-- START OF Text passage --
With very little effort, you can make these beautiful biscuits! They taste and look even better than the ones from the bakery! Share them with your friends and family, trust me, you will be one popular girl! Or guy! 🙂

Viennese Fingers (make 26)

  • 250g unsalted butter, soften
  • 70 g icing sugar
  • 225g plain flour
  • 75g corn flour
  • 2 teaspoon of vanilla essence
  • 200g dark chocolate

Methods:

  1. Using a wooden spoon or electric cream butter and icing sugar until it is pale and fluffy.
  2. Add in flour and corn flour and mix with a wooden spoon until mixture is combined.
  3. Now mix vanilla essence in with the biscuits dough.
  4. Pipe the biscuits on the tray they will be baked on and make sure they are spaced sufficiently apart because they do expand.
  5. Bake the biscuits at 170°c for 15-18 minutes until lightly golden brown. Then place them onto a wire rack to cool to room temperature.
  6. Melt the chocolate and dip one third of the cooled biscuit into it to coat.
  7. Leave the chocolate to set completely.
-- END OF Text passage --
-- START OF Entries provided --
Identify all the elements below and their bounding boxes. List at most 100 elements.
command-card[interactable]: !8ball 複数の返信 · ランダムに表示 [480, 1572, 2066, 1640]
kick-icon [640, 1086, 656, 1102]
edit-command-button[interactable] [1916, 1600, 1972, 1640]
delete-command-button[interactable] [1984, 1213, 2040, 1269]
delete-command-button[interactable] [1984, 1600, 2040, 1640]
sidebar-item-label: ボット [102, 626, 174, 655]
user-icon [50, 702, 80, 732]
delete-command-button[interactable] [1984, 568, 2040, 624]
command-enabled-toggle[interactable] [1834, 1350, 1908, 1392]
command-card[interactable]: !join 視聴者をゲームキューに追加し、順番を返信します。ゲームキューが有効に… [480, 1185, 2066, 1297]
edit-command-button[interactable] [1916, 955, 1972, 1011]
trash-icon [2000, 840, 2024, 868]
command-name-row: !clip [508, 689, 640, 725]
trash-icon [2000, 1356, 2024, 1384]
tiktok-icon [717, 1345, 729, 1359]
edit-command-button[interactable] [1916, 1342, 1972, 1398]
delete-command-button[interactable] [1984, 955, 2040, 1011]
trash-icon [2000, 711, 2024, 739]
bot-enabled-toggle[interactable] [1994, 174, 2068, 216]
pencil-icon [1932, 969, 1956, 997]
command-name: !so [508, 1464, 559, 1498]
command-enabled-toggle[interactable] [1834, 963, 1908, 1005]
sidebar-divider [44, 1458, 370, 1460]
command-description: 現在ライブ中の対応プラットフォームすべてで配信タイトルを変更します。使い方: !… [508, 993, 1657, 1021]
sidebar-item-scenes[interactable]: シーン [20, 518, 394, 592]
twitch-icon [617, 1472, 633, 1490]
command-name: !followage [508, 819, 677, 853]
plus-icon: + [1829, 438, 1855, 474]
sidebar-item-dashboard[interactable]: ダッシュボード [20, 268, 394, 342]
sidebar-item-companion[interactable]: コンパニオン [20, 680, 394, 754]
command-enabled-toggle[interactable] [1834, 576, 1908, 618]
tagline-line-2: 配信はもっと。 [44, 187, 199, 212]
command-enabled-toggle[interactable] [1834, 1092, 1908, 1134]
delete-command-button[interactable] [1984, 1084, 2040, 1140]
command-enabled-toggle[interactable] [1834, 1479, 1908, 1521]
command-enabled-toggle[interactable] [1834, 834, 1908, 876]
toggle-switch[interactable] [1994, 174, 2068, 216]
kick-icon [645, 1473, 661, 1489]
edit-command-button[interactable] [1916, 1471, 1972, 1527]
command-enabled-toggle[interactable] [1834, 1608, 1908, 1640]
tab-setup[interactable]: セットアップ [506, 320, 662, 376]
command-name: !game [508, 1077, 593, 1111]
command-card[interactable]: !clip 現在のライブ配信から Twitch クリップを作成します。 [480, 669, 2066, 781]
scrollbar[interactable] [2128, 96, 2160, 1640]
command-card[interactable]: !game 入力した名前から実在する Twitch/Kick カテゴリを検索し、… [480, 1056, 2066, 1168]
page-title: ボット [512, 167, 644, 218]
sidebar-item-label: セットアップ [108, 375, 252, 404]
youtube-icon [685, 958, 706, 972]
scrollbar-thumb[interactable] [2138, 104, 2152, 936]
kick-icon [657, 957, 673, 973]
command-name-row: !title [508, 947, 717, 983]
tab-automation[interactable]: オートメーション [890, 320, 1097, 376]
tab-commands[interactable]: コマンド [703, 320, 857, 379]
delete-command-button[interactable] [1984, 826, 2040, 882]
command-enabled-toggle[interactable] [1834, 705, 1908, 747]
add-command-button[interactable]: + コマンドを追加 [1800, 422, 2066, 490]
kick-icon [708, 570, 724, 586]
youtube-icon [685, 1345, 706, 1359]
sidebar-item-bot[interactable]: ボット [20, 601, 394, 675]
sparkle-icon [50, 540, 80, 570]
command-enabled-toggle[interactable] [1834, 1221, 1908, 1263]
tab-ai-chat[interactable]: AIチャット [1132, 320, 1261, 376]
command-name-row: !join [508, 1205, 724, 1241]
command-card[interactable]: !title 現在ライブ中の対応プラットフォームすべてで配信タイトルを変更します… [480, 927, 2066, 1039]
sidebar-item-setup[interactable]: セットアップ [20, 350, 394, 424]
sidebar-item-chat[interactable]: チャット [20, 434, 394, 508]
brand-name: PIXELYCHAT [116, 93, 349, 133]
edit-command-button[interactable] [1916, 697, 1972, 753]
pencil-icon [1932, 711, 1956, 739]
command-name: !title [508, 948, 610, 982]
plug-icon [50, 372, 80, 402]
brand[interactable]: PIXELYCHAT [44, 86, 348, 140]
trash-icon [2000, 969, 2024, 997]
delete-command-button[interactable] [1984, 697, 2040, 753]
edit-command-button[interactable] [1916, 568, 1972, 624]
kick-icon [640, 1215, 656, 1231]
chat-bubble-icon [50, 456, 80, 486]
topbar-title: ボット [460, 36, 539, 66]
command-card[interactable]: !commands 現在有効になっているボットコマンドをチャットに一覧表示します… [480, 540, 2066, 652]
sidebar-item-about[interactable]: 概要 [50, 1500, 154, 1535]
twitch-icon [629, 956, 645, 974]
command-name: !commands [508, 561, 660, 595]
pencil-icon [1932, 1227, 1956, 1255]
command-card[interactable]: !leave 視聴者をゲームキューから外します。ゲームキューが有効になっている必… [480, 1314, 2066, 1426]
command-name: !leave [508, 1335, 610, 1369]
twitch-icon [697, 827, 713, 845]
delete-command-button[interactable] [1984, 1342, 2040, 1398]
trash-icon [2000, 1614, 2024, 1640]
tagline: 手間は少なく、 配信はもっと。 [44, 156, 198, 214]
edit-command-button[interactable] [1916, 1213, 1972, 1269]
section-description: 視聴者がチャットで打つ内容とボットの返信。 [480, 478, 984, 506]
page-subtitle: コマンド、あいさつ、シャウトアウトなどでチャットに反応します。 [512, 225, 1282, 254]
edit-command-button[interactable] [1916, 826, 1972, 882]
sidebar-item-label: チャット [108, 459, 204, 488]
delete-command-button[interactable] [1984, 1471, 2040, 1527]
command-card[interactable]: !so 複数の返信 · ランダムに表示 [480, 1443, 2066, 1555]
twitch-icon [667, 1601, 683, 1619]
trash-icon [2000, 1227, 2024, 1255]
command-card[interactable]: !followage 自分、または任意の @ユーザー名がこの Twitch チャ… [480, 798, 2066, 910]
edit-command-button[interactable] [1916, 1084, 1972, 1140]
-- END OF Entries provided --
• **Stated task 1**
According to the recipe for Viennese Fingers, at what temperature and for how long are the biscuits baked?
• **Stated task 2**
Copy out everything in the records from the very first line down to the line containing "bot-enabled-toggle[interactable] [1994, 174, 2068, 216]", with both ends included.

• **Task solution 1**
At 170°c for 15-18 minutes, until lightly golden brown.

• **Task solution 2**
Identify all the elements below and their bounding boxes. List at most 100 elements.
command-card[interactable]: !8ball 複数の返信 · ランダムに表示 [480, 1572, 2066, 1640]
kick-icon [640, 1086, 656, 1102]
edit-command-button[interactable] [1916, 1600, 1972, 1640]
delete-command-button[interactable] [1984, 1213, 2040, 1269]
delete-command-button[interactable] [1984, 1600, 2040, 1640]
sidebar-item-label: ボット [102, 626, 174, 655]
user-icon [50, 702, 80, 732]
delete-command-button[interactable] [1984, 568, 2040, 624]
command-enabled-toggle[interactable] [1834, 1350, 1908, 1392]
command-card[interactable]: !join 視聴者をゲームキューに追加し、順番を返信します。ゲームキューが有効に… [480, 1185, 2066, 1297]
edit-command-button[interactable] [1916, 955, 1972, 1011]
trash-icon [2000, 840, 2024, 868]
command-name-row: !clip [508, 689, 640, 725]
trash-icon [2000, 1356, 2024, 1384]
tiktok-icon [717, 1345, 729, 1359]
edit-command-button[interactable] [1916, 1342, 1972, 1398]
delete-command-button[interactable] [1984, 955, 2040, 1011]
trash-icon [2000, 711, 2024, 739]
bot-enabled-toggle[interactable] [1994, 174, 2068, 216]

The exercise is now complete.